(STORED ROWS)
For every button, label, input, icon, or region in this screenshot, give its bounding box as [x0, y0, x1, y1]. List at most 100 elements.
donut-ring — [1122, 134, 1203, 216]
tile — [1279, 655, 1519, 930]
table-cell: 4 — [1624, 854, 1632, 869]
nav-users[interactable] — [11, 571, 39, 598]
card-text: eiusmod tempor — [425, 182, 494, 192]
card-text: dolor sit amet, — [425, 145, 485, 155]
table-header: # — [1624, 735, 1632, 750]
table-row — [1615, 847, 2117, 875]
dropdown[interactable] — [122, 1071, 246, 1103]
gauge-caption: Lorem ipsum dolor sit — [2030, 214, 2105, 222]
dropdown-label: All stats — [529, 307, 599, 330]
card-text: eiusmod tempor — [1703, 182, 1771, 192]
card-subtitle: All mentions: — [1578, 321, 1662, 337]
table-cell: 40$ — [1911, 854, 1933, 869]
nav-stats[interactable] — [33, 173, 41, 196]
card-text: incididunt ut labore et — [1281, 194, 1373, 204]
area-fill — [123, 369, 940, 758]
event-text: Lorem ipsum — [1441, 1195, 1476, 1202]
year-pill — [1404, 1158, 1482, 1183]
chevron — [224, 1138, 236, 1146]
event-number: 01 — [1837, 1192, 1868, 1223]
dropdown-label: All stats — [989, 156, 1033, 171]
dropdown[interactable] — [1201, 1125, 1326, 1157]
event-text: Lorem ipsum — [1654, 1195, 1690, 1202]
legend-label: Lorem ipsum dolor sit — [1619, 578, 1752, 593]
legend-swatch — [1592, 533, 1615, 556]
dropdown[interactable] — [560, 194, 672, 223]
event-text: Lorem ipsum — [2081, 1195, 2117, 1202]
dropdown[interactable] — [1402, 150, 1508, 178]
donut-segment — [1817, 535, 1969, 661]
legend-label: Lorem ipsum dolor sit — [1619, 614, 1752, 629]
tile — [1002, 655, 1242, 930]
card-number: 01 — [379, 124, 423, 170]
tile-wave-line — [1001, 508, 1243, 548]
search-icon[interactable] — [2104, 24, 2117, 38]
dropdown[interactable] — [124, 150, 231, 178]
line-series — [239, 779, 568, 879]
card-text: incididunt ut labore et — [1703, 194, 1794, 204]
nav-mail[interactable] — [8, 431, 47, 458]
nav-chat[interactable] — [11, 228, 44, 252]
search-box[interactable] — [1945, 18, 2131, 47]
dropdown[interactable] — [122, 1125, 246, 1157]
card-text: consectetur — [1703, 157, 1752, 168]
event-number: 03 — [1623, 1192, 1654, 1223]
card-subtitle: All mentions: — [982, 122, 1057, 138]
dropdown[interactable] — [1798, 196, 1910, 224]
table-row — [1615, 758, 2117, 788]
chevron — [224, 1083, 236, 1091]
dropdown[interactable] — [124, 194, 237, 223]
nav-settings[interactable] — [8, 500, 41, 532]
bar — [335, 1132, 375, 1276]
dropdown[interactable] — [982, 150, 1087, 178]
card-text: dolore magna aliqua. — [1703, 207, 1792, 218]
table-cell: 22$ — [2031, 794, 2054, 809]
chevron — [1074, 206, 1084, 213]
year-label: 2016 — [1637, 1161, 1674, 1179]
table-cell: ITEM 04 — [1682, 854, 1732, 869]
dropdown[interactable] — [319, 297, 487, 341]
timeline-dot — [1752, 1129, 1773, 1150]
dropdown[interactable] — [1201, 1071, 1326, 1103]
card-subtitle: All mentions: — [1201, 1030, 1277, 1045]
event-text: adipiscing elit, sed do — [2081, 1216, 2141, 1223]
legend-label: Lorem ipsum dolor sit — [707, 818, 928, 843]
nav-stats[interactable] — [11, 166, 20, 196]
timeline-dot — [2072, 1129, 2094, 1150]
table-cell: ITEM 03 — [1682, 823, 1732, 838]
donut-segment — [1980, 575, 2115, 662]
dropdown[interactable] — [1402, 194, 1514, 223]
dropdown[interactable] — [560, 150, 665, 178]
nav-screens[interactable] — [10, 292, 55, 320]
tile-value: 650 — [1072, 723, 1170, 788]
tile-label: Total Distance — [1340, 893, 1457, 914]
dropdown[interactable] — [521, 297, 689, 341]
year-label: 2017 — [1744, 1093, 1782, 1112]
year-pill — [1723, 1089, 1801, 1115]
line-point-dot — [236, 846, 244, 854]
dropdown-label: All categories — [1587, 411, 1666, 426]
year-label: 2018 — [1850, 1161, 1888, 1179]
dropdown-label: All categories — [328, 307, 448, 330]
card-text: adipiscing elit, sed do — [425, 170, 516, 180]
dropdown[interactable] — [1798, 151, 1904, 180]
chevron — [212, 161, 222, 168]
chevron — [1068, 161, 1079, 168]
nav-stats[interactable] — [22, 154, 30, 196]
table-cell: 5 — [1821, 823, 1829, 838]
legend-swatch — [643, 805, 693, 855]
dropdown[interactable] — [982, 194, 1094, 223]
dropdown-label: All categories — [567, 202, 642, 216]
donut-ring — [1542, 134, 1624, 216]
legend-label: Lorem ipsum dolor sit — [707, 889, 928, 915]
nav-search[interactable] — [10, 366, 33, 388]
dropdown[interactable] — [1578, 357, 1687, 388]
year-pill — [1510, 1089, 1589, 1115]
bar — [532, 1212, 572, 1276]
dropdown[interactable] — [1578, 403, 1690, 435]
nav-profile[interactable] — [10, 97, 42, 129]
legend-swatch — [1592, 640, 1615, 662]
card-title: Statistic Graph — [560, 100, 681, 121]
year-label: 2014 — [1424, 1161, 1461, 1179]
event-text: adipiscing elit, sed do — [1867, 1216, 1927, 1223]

(STATED TASK) Convert the records above into a JSON list of strings, with each line as one string and any blank lines omitted.

(EXERCISE RESULT)
[
  "For every button, label, input, icon, or region in this screenshot, give its bounding box as [x0, y0, x1, y1]. List at most 100 elements.",
  "donut-ring — [1122, 134, 1203, 216]",
  "tile — [1279, 655, 1519, 930]",
  "table-cell: 4 — [1624, 854, 1632, 869]",
  "nav-users[interactable] — [11, 571, 39, 598]",
  "card-text: eiusmod tempor — [425, 182, 494, 192]",
  "card-text: dolor sit amet, — [425, 145, 485, 155]",
  "table-header: # — [1624, 735, 1632, 750]",
  "table-row — [1615, 847, 2117, 875]",
  "dropdown[interactable] — [122, 1071, 246, 1103]",
  "gauge-caption: Lorem ipsum dolor sit — [2030, 214, 2105, 222]",
  "dropdown-label: All stats — [529, 307, 599, 330]",
  "card-text: eiusmod tempor — [1703, 182, 1771, 192]",
  "card-subtitle: All mentions: — [1578, 321, 1662, 337]",
  "table-cell: 40$ — [1911, 854, 1933, 869]",
  "nav-stats[interactable] — [33, 173, 41, 196]",
  "card-text: incididunt ut labore et — [1281, 194, 1373, 204]",
  "area-fill — [123, 369, 940, 758]",
  "event-text: Lorem ipsum — [1441, 1195, 1476, 1202]",
  "year-pill — [1404, 1158, 1482, 1183]",
  "chevron — [224, 1138, 236, 1146]",
  "event-number: 01 — [1837, 1192, 1868, 1223]",
  "dropdown-label: All stats — [989, 156, 1033, 171]",
  "dropdown[interactable] — [1201, 1125, 1326, 1157]",
  "event-text: Lorem ipsum — [1654, 1195, 1690, 1202]",
  "legend-label: Lorem ipsum dolor sit — [1619, 578, 1752, 593]",
  "legend-swatch — [1592, 533, 1615, 556]",
  "dropdown[interactable] — [560, 194, 672, 223]",
  "event-text: Lorem ipsum — [2081, 1195, 2117, 1202]",
  "dropdown[interactable] — [1402, 150, 1508, 178]",
  "donut-segment — [1817, 535, 1969, 661]",
  "legend-label: Lorem ipsum dolor sit — [1619, 614, 1752, 629]",
  "tile — [1002, 655, 1242, 930]",
  "card-number: 01 — [379, 124, 423, 170]",
  "tile-wave-line — [1001, 508, 1243, 548]",
  "search-icon[interactable] — [2104, 24, 2117, 38]",
  "dropdown[interactable] — [124, 150, 231, 178]",
  "line-series — [239, 779, 568, 879]",
  "card-text: incididunt ut labore et — [1703, 194, 1794, 204]",
  "nav-mail[interactable] — [8, 431, 47, 458]",
  "nav-chat[interactable] — [11, 228, 44, 252]",
  "search-box[interactable] — [1945, 18, 2131, 47]",
  "dropdown[interactable] — [122, 1125, 246, 1157]",
  "card-text: consectetur — [1703, 157, 1752, 168]",
  "event-number: 03 — [1623, 1192, 1654, 1223]",
  "card-subtitle: All mentions: — [982, 122, 1057, 138]",
  "dropdown[interactable] — [1798, 196, 1910, 224]",
  "table-row — [1615, 758, 2117, 788]",
  "chevron — [224, 1083, 236, 1091]",
  "dropdown[interactable] — [124, 194, 237, 223]",
  "nav-settings[interactable] — [8, 500, 41, 532]",
  "bar — [335, 1132, 375, 1276]",
  "dropdown[interactable] — [982, 150, 1087, 178]",
  "card-text: dolore magna aliqua. — [1703, 207, 1792, 218]",
  "table-cell: 22$ — [2031, 794, 2054, 809]",
  "chevron — [1074, 206, 1084, 213]",
  "year-label: 2016 — [1637, 1161, 1674, 1179]",
  "table-cell: ITEM 04 — [1682, 854, 1732, 869]",
  "dropdown[interactable] — [319, 297, 487, 341]",
  "timeline-dot — [1752, 1129, 1773, 1150]",
  "dropdown[interactable] — [1201, 1071, 1326, 1103]",
  "card-subtitle: All mentions: — [1201, 1030, 1277, 1045]",
  "event-text: adipiscing elit, sed do — [2081, 1216, 2141, 1223]",
  "legend-label: Lorem ipsum dolor sit — [707, 818, 928, 843]",
  "nav-stats[interactable] — [11, 166, 20, 196]",
  "timeline-dot — [2072, 1129, 2094, 1150]",
  "table-cell: ITEM 03 — [1682, 823, 1732, 838]",
  "donut-segment — [1980, 575, 2115, 662]",
  "dropdown[interactable] — [1402, 194, 1514, 223]",
  "dropdown[interactable] — [560, 150, 665, 178]",
  "nav-screens[interactable] — [10, 292, 55, 320]",
  "tile-value: 650 — [1072, 723, 1170, 788]",
  "tile-label: Total Distance — [1340, 893, 1457, 914]",
  "dropdown[interactable] — [521, 297, 689, 341]",
  "year-label: 2017 — [1744, 1093, 1782, 1112]",
  "year-pill — [1723, 1089, 1801, 1115]",
  "line-point-dot — [236, 846, 244, 854]",
  "dropdown-label: All categories — [1587, 411, 1666, 426]",
  "year-label: 2018 — [1850, 1161, 1888, 1179]",
  "dropdown-label: All categories — [328, 307, 448, 330]",
  "card-text: adipiscing elit, sed do — [425, 170, 516, 180]",
  "dropdown[interactable] — [1798, 151, 1904, 180]",
  "chevron — [212, 161, 222, 168]",
  "chevron — [1068, 161, 1079, 168]",
  "nav-stats[interactable] — [22, 154, 30, 196]",
  "table-cell: 5 — [1821, 823, 1829, 838]",
  "legend-swatch — [643, 805, 693, 855]",
  "dropdown[interactable] — [982, 194, 1094, 223]",
  "dropdown-label: All categories — [567, 202, 642, 216]",
  "donut-ring — [1542, 134, 1624, 216]",
  "legend-label: Lorem ipsum dolor sit — [707, 889, 928, 915]",
  "nav-search[interactable] — [10, 366, 33, 388]",
  "dropdown[interactable] — [1578, 357, 1687, 388]",
  "year-pill — [1510, 1089, 1589, 1115]",
  "bar — [532, 1212, 572, 1276]",
  "dropdown[interactable] — [1578, 403, 1690, 435]",
  "nav-profile[interactable] — [10, 97, 42, 129]",
  "legend-swatch — [1592, 640, 1615, 662]",
  "card-title: Statistic Graph — [560, 100, 681, 121]",
  "year-label: 2014 — [1424, 1161, 1461, 1179]",
  "event-text: adipiscing elit, sed do — [1867, 1216, 1927, 1223]"
]